#### Entries provided
---------------

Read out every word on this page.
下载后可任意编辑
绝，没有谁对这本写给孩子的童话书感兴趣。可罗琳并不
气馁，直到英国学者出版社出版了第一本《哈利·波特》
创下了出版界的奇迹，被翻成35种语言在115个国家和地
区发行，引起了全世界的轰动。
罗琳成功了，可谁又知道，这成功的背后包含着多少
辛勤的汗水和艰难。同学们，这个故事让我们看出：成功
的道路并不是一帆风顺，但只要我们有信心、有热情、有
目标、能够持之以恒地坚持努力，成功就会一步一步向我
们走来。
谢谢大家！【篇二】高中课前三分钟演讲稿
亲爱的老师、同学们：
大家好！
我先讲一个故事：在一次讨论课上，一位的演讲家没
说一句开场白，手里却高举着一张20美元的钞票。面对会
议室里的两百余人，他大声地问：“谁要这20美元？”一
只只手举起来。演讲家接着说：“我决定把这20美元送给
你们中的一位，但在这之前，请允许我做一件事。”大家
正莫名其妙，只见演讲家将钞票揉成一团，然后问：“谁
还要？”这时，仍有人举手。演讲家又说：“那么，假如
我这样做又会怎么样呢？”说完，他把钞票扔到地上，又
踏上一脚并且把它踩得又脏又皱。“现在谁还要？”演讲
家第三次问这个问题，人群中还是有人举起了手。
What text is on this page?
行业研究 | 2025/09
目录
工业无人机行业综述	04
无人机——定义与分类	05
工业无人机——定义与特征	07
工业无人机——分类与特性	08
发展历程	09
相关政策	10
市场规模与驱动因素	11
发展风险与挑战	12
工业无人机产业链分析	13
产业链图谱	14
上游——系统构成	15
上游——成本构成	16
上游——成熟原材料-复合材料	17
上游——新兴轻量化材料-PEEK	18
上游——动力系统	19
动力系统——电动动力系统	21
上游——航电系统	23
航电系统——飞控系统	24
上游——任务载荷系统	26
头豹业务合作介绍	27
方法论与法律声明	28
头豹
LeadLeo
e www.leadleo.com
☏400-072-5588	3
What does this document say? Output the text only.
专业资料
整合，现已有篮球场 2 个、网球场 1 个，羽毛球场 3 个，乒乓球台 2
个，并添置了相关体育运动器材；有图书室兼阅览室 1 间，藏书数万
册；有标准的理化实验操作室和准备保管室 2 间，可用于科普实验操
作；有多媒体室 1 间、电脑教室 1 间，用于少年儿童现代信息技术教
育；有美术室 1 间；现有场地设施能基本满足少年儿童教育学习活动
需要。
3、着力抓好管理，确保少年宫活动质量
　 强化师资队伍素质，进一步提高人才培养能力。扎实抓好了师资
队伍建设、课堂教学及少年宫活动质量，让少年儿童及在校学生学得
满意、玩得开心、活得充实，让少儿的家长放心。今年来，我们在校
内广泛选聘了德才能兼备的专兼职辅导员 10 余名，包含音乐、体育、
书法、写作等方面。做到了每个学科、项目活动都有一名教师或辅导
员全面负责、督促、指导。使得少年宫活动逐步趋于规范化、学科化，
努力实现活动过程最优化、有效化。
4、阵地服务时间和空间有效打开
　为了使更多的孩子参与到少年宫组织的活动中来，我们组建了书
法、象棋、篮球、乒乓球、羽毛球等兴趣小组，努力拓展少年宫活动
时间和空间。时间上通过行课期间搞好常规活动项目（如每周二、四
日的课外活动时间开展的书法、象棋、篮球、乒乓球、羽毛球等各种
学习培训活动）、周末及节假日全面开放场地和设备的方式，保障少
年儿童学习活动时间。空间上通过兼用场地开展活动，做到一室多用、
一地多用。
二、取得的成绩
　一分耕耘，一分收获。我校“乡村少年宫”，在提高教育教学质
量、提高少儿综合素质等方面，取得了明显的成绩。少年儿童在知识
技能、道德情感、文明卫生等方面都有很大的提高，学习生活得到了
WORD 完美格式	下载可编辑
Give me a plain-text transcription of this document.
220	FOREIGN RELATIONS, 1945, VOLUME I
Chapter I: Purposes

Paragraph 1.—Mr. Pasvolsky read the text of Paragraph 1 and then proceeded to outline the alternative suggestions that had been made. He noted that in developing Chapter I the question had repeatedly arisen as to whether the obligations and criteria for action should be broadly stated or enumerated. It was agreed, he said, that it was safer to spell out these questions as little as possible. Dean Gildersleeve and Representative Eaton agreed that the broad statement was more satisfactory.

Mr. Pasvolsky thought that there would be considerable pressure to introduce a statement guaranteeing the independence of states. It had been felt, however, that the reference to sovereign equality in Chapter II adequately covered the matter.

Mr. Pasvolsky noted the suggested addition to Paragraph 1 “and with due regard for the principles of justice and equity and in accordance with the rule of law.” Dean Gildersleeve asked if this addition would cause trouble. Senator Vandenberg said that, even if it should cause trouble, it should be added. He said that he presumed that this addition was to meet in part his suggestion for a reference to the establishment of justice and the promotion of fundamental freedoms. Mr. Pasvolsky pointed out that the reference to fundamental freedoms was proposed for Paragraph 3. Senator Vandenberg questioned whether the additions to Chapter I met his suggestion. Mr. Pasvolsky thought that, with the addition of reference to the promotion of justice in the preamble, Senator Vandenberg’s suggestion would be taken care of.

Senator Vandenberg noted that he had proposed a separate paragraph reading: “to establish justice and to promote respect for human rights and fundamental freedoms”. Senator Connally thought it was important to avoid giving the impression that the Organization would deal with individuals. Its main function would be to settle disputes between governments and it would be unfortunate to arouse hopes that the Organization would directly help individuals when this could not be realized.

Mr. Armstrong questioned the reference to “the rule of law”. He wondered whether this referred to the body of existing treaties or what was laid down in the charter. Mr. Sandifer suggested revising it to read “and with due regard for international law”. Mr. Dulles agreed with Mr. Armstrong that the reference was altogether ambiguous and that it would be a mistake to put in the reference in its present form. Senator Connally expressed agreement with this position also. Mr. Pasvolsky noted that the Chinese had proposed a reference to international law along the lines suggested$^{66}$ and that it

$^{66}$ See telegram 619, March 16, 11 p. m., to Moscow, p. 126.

---------------

#### Brief
Word for word, restate all of the data shown above.

#### Written response
Read out every word on this page.
下载后可任意编辑
绝，没有谁对这本写给孩子的童话书感兴趣。可罗琳并不
气馁，直到英国学者出版社出版了第一本《哈利·波特》
创下了出版界的奇迹，被翻成35种语言在115个国家和地
区发行，引起了全世界的轰动。
罗琳成功了，可谁又知道，这成功的背后包含着多少
辛勤的汗水和艰难。同学们，这个故事让我们看出：成功
的道路并不是一帆风顺，但只要我们有信心、有热情、有
目标、能够持之以恒地坚持努力，成功就会一步一步向我
们走来。
谢谢大家！【篇二】高中课前三分钟演讲稿
亲爱的老师、同学们：
大家好！
我先讲一个故事：在一次讨论课上，一位的演讲家没
说一句开场白，手里却高举着一张20美元的钞票。面对会
议室里的两百余人，他大声地问：“谁要这20美元？”一
只只手举起来。演讲家接着说：“我决定把这20美元送给
你们中的一位，但在这之前，请允许我做一件事。”大家
正莫名其妙，只见演讲家将钞票揉成一团，然后问：“谁
还要？”这时，仍有人举手。演讲家又说：“那么，假如
我这样做又会怎么样呢？”说完，他把钞票扔到地上，又
踏上一脚并且把它踩得又脏又皱。“现在谁还要？”演讲
家第三次问这个问题，人群中还是有人举起了手。
What text is on this page?
行业研究 | 2025/09
目录
工业无人机行业综述	04
无人机——定义与分类	05
工业无人机——定义与特征	07
工业无人机——分类与特性	08
发展历程	09
相关政策	10
市场规模与驱动因素	11
发展风险与挑战	12
工业无人机产业链分析	13
产业链图谱	14
上游——系统构成	15
上游——成本构成	16
上游——成熟原材料-复合材料	17
上游——新兴轻量化材料-PEEK	18
上游——动力系统	19
动力系统——电动动力系统	21
上游——航电系统	23
航电系统——飞控系统	24
上游——任务载荷系统	26
头豹业务合作介绍	27
方法论与法律声明	28
头豹
LeadLeo
e www.leadleo.com
☏400-072-5588	3
What does this document say? Output the text only.
专业资料
整合，现已有篮球场 2 个、网球场 1 个，羽毛球场 3 个，乒乓球台 2
个，并添置了相关体育运动器材；有图书室兼阅览室 1 间，藏书数万
册；有标准的理化实验操作室和准备保管室 2 间，可用于科普实验操
作；有多媒体室 1 间、电脑教室 1 间，用于少年儿童现代信息技术教
育；有美术室 1 间；现有场地设施能基本满足少年儿童教育学习活动
需要。
3、着力抓好管理，确保少年宫活动质量
　 强化师资队伍素质，进一步提高人才培养能力。扎实抓好了师资
队伍建设、课堂教学及少年宫活动质量，让少年儿童及在校学生学得
满意、玩得开心、活得充实，让少儿的家长放心。今年来，我们在校
内广泛选聘了德才能兼备的专兼职辅导员 10 余名，包含音乐、体育、
书法、写作等方面。做到了每个学科、项目活动都有一名教师或辅导
员全面负责、督促、指导。使得少年宫活动逐步趋于规范化、学科化，
努力实现活动过程最优化、有效化。
4、阵地服务时间和空间有效打开
　为了使更多的孩子参与到少年宫组织的活动中来，我们组建了书
法、象棋、篮球、乒乓球、羽毛球等兴趣小组，努力拓展少年宫活动
时间和空间。时间上通过行课期间搞好常规活动项目（如每周二、四
日的课外活动时间开展的书法、象棋、篮球、乒乓球、羽毛球等各种
学习培训活动）、周末及节假日全面开放场地和设备的方式，保障少
年儿童学习活动时间。空间上通过兼用场地开展活动，做到一室多用、
一地多用。
二、取得的成绩
　一分耕耘，一分收获。我校“乡村少年宫”，在提高教育教学质
量、提高少儿综合素质等方面，取得了明显的成绩。少年儿童在知识
技能、道德情感、文明卫生等方面都有很大的提高，学习生活得到了
WORD 完美格式	下载可编辑
Give me a plain-text transcription of this document.
220	FOREIGN RELATIONS, 1945, VOLUME I
Chapter I: Purposes

Paragraph 1.—Mr. Pasvolsky read the text of Paragraph 1 and then proceeded to outline the alternative suggestions that had been made. He noted that in developing Chapter I the question had repeatedly arisen as to whether the obligations and criteria for action should be broadly stated or enumerated. It was agreed, he said, that it was safer to spell out these questions as little as possible. Dean Gildersleeve and Representative Eaton agreed that the broad statement was more satisfactory.

Mr. Pasvolsky thought that there would be considerable pressure to introduce a statement guaranteeing the independence of states. It had been felt, however, that the reference to sovereign equality in Chapter II adequately covered the matter.

Mr. Pasvolsky noted the suggested addition to Paragraph 1 “and with due regard for the principles of justice and equity and in accordance with the rule of law.” Dean Gildersleeve asked if this addition would cause trouble. Senator Vandenberg said that, even if it should cause trouble, it should be added. He said that he presumed that this addition was to meet in part his suggestion for a reference to the establishment of justice and the promotion of fundamental freedoms. Mr. Pasvolsky pointed out that the reference to fundamental freedoms was proposed for Paragraph 3. Senator Vandenberg questioned whether the additions to Chapter I met his suggestion. Mr. Pasvolsky thought that, with the addition of reference to the promotion of justice in the preamble, Senator Vandenberg’s suggestion would be taken care of.

Senator Vandenberg noted that he had proposed a separate paragraph reading: “to establish justice and to promote respect for human rights and fundamental freedoms”. Senator Connally thought it was important to avoid giving the impression that the Organization would deal with individuals. Its main function would be to settle disputes between governments and it would be unfortunate to arouse hopes that the Organization would directly help individuals when this could not be realized.

Mr. Armstrong questioned the reference to “the rule of law”. He wondered whether this referred to the body of existing treaties or what was laid down in the charter. Mr. Sandifer suggested revising it to read “and with due regard for international law”. Mr. Dulles agreed with Mr. Armstrong that the reference was altogether ambiguous and that it would be a mistake to put in the reference in its present form. Senator Connally expressed agreement with this position also. Mr. Pasvolsky noted that the Chinese had proposed a reference to international law along the lines suggested$^{66}$ and that it

$^{66}$ See telegram 619, March 16, 11 p. m., to Moscow, p. 126.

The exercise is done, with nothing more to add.